* **Job**:
From the data that follows, copy every line holding the string "right".

>>>>>

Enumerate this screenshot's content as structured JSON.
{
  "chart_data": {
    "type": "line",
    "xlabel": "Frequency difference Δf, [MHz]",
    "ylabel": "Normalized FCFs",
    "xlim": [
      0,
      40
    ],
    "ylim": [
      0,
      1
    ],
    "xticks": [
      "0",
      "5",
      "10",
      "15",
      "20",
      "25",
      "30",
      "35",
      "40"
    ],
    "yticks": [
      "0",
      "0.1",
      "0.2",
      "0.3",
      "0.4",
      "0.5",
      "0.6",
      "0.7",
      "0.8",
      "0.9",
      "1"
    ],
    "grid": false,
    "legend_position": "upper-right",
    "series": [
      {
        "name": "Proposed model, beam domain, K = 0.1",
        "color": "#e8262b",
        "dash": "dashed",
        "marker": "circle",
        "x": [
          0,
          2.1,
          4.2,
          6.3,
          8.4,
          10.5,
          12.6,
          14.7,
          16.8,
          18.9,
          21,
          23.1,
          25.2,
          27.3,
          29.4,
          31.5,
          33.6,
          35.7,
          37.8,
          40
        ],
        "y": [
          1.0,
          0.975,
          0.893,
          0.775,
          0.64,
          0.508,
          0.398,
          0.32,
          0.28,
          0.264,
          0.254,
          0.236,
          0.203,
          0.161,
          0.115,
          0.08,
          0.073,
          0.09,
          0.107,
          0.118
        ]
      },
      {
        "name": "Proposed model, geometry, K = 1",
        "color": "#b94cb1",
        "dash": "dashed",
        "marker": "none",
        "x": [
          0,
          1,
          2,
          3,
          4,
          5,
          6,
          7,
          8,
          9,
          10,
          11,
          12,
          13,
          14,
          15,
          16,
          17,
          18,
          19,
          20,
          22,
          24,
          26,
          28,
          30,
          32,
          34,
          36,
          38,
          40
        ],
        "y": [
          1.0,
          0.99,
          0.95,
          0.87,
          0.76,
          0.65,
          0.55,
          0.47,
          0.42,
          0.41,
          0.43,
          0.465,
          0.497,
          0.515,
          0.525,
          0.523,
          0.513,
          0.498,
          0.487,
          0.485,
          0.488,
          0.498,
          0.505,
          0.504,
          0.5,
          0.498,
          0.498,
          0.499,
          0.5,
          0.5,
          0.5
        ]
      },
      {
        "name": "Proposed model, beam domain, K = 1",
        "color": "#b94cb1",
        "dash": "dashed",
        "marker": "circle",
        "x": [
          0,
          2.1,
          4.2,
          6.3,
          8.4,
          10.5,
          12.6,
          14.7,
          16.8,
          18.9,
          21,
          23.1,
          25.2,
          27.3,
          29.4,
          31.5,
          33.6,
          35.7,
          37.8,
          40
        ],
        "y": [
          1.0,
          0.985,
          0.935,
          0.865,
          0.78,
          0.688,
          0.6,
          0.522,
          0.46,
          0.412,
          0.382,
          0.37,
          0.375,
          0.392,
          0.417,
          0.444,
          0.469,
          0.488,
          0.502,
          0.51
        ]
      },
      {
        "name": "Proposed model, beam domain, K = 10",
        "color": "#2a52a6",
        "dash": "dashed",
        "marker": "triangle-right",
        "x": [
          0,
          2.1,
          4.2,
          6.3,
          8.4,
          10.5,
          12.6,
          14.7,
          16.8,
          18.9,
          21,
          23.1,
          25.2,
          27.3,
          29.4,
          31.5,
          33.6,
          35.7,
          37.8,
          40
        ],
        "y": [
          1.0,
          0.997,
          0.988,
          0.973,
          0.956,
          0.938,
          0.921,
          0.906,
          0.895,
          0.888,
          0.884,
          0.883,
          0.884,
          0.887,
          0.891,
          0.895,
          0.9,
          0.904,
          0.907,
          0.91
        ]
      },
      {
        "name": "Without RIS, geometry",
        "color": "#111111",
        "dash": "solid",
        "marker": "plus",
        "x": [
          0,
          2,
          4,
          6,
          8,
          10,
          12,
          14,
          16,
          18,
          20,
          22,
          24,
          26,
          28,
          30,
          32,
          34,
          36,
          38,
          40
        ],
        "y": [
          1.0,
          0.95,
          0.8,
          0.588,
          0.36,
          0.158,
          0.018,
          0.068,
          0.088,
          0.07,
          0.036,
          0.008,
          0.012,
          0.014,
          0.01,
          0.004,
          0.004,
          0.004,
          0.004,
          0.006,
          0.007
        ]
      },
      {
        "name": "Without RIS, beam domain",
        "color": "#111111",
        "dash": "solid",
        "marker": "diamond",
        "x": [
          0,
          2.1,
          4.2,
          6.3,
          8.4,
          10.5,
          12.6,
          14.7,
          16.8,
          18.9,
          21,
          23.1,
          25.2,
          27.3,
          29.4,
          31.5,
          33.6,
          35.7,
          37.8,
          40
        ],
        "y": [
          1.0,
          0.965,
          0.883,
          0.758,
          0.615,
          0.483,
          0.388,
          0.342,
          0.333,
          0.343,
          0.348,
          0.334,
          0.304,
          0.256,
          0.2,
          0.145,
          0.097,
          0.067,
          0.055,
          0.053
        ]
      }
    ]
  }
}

<<<<<

* **Completed task**:
    "legend_position": "upper-right",
        "marker": "triangle-right",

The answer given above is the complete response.